**Exercise goal:**
Show all lines holding "JSON".

─── Given records ───

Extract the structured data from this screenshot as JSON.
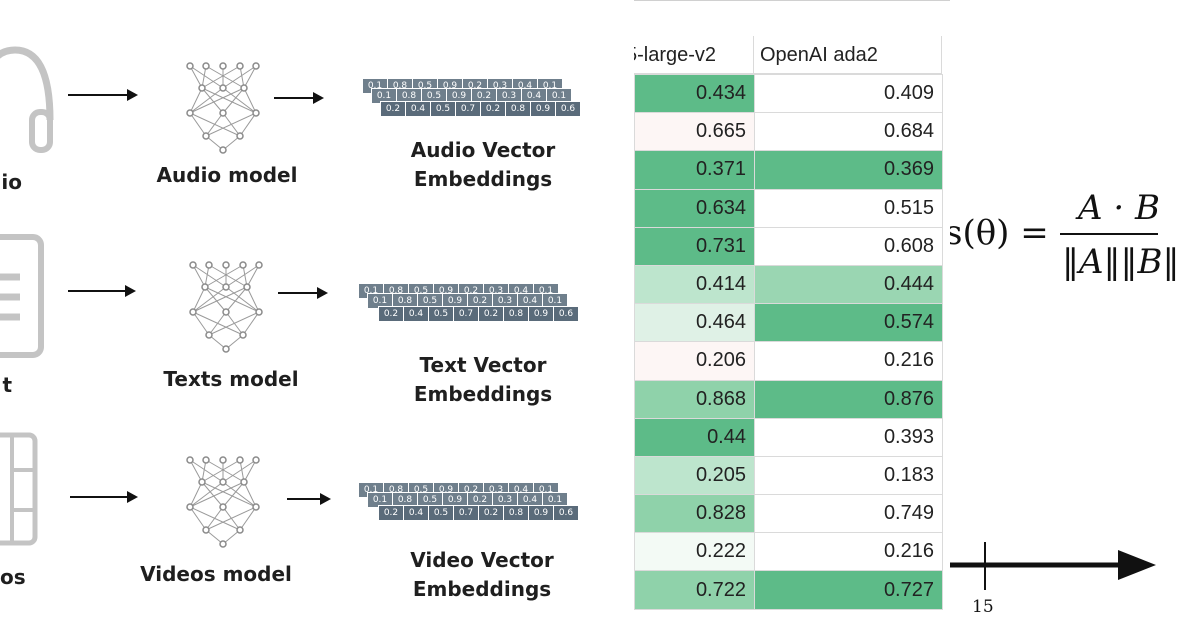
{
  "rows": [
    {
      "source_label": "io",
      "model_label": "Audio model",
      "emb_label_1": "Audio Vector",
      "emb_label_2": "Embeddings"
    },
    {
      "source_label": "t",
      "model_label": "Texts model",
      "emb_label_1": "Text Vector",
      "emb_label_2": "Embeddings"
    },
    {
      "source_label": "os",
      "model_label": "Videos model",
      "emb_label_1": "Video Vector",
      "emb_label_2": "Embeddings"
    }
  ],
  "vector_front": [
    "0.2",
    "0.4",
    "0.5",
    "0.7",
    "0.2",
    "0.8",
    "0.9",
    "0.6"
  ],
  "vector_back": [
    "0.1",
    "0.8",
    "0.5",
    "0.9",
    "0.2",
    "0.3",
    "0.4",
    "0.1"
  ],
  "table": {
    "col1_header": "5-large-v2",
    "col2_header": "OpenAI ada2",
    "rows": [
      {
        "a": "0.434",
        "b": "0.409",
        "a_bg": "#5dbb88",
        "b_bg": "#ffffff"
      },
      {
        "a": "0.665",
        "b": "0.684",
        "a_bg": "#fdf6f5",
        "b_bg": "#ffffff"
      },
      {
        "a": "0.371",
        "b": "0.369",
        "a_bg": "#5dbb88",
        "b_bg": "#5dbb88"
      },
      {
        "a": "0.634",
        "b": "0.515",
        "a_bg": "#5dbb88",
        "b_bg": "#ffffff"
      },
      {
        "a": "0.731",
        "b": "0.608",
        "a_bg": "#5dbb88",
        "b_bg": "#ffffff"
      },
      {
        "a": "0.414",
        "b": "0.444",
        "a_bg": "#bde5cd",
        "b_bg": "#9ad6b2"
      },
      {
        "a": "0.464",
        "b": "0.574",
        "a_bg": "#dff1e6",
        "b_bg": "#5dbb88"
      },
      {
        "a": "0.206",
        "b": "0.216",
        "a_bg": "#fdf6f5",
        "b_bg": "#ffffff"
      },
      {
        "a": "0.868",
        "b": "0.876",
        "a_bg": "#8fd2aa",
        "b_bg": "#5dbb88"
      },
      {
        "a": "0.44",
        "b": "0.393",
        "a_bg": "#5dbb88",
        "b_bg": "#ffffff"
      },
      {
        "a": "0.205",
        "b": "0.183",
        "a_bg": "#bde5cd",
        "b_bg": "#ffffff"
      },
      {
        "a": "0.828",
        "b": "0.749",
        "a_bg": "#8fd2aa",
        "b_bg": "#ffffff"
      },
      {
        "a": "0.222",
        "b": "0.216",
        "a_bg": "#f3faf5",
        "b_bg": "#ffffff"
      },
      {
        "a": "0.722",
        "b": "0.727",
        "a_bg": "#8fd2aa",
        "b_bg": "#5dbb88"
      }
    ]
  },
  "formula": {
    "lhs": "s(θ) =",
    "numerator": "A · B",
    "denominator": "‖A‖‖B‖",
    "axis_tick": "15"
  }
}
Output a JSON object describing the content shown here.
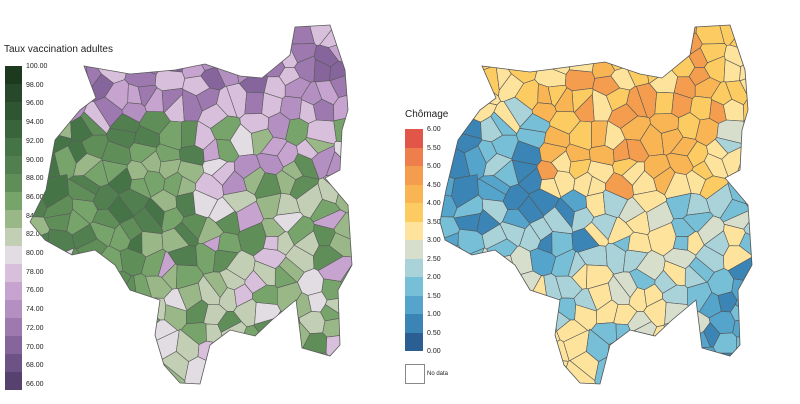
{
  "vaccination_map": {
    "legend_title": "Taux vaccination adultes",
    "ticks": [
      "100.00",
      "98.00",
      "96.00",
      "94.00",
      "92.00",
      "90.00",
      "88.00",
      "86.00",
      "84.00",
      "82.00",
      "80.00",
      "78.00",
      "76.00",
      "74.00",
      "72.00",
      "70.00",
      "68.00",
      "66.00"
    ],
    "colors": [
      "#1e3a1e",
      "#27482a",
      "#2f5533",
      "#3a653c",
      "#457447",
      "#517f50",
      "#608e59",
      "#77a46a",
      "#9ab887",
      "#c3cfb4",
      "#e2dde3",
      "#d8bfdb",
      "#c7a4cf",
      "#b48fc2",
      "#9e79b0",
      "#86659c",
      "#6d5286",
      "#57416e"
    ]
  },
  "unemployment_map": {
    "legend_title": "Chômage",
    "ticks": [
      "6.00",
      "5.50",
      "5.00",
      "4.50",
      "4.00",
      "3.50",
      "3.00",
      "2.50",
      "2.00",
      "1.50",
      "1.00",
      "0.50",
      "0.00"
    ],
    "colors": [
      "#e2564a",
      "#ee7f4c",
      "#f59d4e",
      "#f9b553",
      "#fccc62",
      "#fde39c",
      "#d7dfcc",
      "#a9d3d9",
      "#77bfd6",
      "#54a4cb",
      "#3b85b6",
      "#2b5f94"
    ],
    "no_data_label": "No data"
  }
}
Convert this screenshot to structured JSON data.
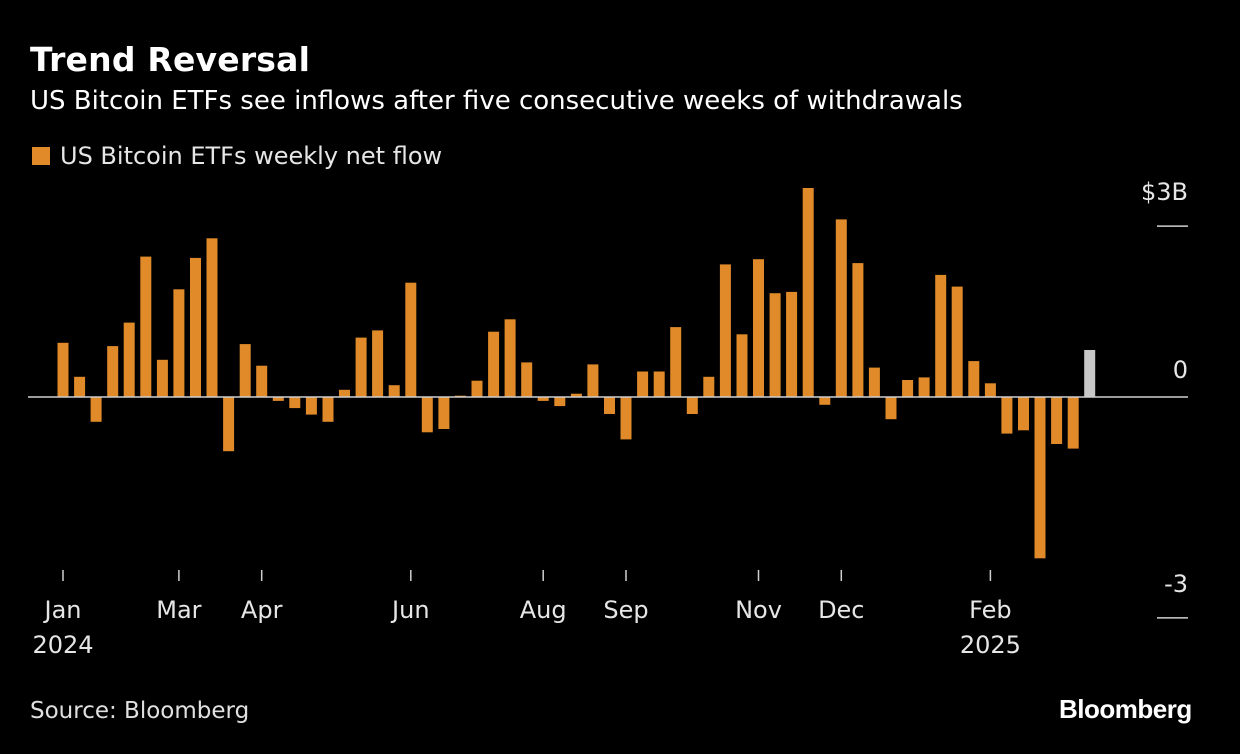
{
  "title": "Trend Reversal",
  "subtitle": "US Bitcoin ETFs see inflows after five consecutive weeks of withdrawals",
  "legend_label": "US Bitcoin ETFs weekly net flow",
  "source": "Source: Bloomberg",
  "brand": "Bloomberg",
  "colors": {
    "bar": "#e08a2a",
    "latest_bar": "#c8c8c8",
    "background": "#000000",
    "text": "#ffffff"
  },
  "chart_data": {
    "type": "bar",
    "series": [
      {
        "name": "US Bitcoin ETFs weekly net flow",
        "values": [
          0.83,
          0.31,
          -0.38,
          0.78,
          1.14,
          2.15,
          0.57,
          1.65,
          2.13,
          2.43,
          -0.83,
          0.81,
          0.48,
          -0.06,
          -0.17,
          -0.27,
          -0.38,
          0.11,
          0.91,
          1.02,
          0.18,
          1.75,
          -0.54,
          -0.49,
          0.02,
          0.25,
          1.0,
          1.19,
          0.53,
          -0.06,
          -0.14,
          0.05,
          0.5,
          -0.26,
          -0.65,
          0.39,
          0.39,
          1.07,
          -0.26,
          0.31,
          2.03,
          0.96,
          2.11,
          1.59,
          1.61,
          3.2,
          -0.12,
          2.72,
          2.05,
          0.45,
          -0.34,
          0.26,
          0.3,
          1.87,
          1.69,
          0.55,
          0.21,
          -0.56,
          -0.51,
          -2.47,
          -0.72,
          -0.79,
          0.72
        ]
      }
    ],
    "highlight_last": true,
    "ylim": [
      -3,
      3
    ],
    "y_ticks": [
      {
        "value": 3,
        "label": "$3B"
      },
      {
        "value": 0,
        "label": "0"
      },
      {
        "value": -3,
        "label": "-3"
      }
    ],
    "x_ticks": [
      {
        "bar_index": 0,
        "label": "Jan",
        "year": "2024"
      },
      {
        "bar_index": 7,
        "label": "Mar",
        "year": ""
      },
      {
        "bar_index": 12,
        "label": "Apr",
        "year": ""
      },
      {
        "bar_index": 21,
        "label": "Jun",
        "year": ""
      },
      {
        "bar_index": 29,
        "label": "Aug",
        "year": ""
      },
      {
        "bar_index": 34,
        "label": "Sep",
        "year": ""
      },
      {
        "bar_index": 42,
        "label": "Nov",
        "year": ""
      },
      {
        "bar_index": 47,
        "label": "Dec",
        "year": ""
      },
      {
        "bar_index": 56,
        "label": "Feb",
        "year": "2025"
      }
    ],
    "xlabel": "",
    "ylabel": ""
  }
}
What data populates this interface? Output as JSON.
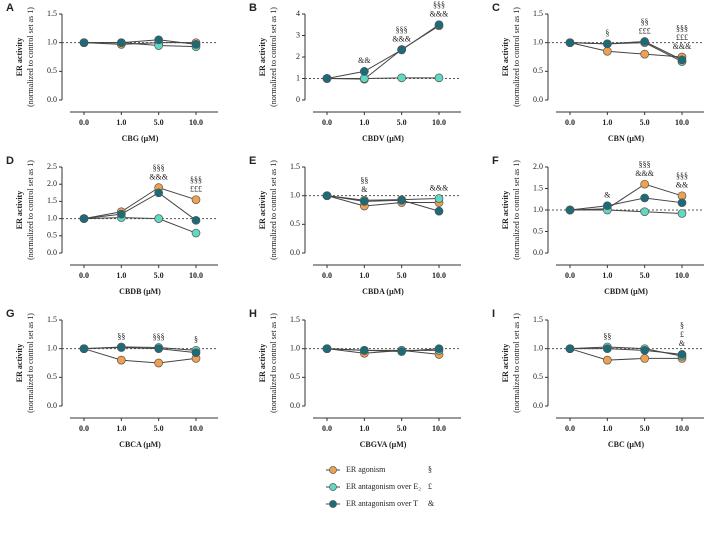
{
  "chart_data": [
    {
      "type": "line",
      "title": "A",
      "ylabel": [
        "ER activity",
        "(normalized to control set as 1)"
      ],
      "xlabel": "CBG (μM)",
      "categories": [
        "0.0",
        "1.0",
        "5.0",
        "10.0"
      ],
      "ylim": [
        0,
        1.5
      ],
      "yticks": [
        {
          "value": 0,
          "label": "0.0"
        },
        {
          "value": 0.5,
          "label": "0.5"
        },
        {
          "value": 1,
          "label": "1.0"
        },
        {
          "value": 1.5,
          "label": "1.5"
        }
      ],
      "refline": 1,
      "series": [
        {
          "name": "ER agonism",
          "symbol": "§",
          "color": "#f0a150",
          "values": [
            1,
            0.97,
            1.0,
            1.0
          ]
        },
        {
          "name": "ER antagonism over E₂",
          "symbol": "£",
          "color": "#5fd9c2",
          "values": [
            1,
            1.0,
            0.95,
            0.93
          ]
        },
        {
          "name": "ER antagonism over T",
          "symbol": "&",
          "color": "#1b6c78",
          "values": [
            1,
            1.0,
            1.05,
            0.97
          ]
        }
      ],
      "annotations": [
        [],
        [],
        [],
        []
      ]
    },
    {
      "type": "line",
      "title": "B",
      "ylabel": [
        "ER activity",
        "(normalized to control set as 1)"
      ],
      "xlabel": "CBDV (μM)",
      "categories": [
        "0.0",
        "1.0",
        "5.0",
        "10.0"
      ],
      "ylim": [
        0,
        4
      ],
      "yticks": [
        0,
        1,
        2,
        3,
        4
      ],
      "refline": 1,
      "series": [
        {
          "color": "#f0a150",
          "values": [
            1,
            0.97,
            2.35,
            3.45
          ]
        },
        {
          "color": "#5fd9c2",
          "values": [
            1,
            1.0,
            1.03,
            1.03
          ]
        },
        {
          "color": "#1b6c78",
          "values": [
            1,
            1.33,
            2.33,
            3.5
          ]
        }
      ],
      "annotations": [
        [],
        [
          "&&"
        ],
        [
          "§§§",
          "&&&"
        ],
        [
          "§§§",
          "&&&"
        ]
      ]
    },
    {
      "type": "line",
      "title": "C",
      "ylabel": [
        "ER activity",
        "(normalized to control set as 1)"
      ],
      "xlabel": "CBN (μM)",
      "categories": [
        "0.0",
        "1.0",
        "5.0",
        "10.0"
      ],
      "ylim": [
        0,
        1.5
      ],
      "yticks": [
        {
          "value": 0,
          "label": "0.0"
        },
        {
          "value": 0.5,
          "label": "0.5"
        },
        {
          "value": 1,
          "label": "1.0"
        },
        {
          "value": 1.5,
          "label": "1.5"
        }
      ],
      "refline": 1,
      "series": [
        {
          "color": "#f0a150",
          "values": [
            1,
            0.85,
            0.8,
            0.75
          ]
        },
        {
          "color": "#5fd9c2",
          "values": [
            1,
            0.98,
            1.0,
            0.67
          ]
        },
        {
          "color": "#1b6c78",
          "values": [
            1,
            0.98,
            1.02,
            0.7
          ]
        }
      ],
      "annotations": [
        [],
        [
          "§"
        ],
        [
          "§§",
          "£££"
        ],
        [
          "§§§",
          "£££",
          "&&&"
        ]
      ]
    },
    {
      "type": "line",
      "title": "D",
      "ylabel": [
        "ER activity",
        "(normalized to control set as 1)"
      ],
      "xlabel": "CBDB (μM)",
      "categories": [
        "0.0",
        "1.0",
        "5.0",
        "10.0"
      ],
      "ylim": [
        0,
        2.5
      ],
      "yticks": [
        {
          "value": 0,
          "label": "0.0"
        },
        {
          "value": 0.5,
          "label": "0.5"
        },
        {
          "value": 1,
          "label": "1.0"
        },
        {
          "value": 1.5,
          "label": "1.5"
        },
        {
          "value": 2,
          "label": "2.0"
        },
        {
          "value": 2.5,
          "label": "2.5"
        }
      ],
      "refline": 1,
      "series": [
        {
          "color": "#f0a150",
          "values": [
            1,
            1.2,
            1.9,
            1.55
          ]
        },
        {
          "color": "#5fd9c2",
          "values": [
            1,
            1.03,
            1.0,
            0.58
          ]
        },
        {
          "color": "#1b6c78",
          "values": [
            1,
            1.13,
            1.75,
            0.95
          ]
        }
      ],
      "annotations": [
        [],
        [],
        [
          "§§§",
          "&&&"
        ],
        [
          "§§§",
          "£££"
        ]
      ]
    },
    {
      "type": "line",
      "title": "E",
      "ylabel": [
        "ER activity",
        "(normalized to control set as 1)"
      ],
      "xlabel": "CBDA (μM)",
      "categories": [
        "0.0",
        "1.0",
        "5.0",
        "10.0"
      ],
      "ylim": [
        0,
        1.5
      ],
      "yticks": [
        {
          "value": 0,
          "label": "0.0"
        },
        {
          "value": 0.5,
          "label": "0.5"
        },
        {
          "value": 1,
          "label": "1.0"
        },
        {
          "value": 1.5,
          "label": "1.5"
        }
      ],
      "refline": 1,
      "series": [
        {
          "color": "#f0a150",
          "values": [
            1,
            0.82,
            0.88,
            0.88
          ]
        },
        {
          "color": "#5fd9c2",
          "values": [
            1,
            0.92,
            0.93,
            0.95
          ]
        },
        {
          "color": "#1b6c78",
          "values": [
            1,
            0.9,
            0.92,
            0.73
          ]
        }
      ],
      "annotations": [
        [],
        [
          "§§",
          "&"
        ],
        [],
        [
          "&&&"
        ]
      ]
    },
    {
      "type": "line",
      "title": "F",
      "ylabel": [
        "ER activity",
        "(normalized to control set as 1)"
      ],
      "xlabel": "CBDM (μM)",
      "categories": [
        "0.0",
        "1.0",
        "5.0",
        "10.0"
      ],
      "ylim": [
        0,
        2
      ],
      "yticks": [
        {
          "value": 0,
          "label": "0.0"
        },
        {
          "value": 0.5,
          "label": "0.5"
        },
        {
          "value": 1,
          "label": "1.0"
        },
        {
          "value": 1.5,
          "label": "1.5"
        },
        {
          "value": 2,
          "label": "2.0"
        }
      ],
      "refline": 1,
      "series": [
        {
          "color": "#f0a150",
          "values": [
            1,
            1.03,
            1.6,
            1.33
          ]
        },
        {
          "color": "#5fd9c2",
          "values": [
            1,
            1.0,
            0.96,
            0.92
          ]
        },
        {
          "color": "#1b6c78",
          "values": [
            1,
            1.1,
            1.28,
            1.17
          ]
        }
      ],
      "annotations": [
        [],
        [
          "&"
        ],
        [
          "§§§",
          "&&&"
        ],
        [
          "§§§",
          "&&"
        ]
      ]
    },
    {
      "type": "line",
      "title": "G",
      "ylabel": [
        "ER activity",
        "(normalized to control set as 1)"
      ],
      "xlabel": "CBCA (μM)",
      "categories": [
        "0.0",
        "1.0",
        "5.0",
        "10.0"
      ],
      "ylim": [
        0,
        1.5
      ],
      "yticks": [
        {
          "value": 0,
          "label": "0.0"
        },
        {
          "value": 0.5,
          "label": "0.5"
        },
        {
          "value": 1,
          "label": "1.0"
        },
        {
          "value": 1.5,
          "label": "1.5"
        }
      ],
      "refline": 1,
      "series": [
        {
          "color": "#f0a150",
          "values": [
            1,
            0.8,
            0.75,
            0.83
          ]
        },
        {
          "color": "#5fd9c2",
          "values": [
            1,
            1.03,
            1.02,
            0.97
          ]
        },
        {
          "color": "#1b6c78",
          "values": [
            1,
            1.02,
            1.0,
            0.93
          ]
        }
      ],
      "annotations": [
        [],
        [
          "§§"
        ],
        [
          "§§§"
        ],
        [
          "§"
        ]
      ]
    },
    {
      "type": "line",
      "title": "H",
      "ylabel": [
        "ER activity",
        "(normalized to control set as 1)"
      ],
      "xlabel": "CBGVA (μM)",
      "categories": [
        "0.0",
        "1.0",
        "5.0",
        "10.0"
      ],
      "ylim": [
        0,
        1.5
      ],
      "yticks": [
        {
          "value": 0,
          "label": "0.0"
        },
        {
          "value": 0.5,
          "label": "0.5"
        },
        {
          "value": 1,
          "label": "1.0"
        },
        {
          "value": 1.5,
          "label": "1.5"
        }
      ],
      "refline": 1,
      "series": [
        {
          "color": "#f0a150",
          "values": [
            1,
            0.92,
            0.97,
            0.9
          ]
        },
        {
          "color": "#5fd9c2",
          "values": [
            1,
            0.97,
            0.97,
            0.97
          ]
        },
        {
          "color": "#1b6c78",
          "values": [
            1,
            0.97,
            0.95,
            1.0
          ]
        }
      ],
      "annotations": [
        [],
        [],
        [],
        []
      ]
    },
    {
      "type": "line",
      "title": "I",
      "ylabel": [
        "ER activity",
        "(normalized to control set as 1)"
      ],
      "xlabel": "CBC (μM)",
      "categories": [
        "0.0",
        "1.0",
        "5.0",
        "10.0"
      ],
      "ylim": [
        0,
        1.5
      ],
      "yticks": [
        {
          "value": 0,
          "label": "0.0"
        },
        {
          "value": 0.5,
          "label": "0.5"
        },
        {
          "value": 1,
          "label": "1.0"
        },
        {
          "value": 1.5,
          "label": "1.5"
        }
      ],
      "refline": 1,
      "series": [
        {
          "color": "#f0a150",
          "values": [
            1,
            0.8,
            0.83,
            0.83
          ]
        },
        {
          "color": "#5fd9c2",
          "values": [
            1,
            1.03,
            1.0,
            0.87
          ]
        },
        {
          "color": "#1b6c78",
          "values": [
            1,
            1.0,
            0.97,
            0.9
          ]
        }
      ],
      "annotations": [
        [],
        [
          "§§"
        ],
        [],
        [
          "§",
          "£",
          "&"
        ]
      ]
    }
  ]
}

───

**Exercise output:**
Extract the structured data from this screenshot as JSON.
Output a JSON object describing the content shown here.
Convert this screenshot to structured JSON data.
What data populates this interface? Output as JSON.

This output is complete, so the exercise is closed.